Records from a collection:
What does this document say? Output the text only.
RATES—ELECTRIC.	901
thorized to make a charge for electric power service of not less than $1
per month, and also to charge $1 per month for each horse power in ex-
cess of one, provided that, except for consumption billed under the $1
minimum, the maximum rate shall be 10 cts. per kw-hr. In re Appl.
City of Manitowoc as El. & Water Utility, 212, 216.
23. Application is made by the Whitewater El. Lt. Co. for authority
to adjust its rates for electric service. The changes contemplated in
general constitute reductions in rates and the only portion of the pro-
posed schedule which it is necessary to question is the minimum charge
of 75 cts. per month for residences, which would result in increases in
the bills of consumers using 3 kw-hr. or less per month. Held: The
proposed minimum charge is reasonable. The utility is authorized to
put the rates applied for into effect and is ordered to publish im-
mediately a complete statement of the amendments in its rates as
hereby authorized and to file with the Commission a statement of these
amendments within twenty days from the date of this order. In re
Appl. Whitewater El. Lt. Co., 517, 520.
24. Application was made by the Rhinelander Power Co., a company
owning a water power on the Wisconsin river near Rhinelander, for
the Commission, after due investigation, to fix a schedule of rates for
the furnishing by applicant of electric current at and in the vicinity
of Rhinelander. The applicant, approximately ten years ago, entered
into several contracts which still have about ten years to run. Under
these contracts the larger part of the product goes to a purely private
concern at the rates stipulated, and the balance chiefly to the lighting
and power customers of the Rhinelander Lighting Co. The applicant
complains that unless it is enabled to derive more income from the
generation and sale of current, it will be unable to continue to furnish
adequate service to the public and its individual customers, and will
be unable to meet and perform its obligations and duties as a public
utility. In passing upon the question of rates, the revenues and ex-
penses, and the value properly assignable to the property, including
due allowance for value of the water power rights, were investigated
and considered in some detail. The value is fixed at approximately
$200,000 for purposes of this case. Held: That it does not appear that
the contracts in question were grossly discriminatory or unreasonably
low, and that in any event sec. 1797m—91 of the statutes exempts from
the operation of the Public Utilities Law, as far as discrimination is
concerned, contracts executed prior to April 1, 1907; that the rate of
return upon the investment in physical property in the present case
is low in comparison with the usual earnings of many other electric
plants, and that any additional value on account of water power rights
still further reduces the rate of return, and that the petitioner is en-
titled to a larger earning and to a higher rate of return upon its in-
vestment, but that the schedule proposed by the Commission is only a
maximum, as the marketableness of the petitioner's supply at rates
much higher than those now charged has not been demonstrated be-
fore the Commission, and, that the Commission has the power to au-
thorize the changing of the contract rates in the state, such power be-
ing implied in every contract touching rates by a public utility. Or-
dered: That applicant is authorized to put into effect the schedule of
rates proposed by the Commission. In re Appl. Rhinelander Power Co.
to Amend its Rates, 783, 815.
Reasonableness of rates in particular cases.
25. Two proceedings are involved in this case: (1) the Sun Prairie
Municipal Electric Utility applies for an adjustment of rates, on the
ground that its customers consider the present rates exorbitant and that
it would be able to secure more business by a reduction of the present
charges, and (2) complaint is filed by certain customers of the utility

■ **What you will do**:
Output the lines above verbatim and in full.

■ **Result below**:
What does this document say? Output the text only.
RATES—ELECTRIC.	901
thorized to make a charge for electric power service of not less than $1
per month, and also to charge $1 per month for each horse power in ex-
cess of one, provided that, except for consumption billed under the $1
minimum, the maximum rate shall be 10 cts. per kw-hr. In re Appl.
City of Manitowoc as El. & Water Utility, 212, 216.
23. Application is made by the Whitewater El. Lt. Co. for authority
to adjust its rates for electric service. The changes contemplated in
general constitute reductions in rates and the only portion of the pro-
posed schedule which it is necessary to question is the minimum charge
of 75 cts. per month for residences, which would result in increases in
the bills of consumers using 3 kw-hr. or less per month. Held: The
proposed minimum charge is reasonable. The utility is authorized to
put the rates applied for into effect and is ordered to publish im-
mediately a complete statement of the amendments in its rates as
hereby authorized and to file with the Commission a statement of these
amendments within twenty days from the date of this order. In re
Appl. Whitewater El. Lt. Co., 517, 520.
24. Application was made by the Rhinelander Power Co., a company
owning a water power on the Wisconsin river near Rhinelander, for
the Commission, after due investigation, to fix a schedule of rates for
the furnishing by applicant of electric current at and in the vicinity
of Rhinelander. The applicant, approximately ten years ago, entered
into several contracts which still have about ten years to run. Under
these contracts the larger part of the product goes to a purely private
concern at the rates stipulated, and the balance chiefly to the lighting
and power customers of the Rhinelander Lighting Co. The applicant
complains that unless it is enabled to derive more income from the
generation and sale of current, it will be unable to continue to furnish
adequate service to the public and its individual customers, and will
be unable to meet and perform its obligations and duties as a public
utility. In passing upon the question of rates, the revenues and ex-
penses, and the value properly assignable to the property, including
due allowance for value of the water power rights, were investigated
and considered in some detail. The value is fixed at approximately
$200,000 for purposes of this case. Held: That it does not appear that
the contracts in question were grossly discriminatory or unreasonably
low, and that in any event sec. 1797m—91 of the statutes exempts from
the operation of the Public Utilities Law, as far as discrimination is
concerned, contracts executed prior to April 1, 1907; that the rate of
return upon the investment in physical property in the present case
is low in comparison with the usual earnings of many other electric
plants, and that any additional value on account of water power rights
still further reduces the rate of return, and that the petitioner is en-
titled to a larger earning and to a higher rate of return upon its in-
vestment, but that the schedule proposed by the Commission is only a
maximum, as the marketableness of the petitioner's supply at rates
much higher than those now charged has not been demonstrated be-
fore the Commission, and, that the Commission has the power to au-
thorize the changing of the contract rates in the state, such power be-
ing implied in every contract touching rates by a public utility. Or-
dered: That applicant is authorized to put into effect the schedule of
rates proposed by the Commission. In re Appl. Rhinelander Power Co.
to Amend its Rates, 783, 815.
Reasonableness of rates in particular cases.
25. Two proceedings are involved in this case: (1) the Sun Prairie
Municipal Electric Utility applies for an adjustment of rates, on the
ground that its customers consider the present rates exorbitant and that
it would be able to secure more business by a reduction of the present
charges, and (2) complaint is filed by certain customers of the utility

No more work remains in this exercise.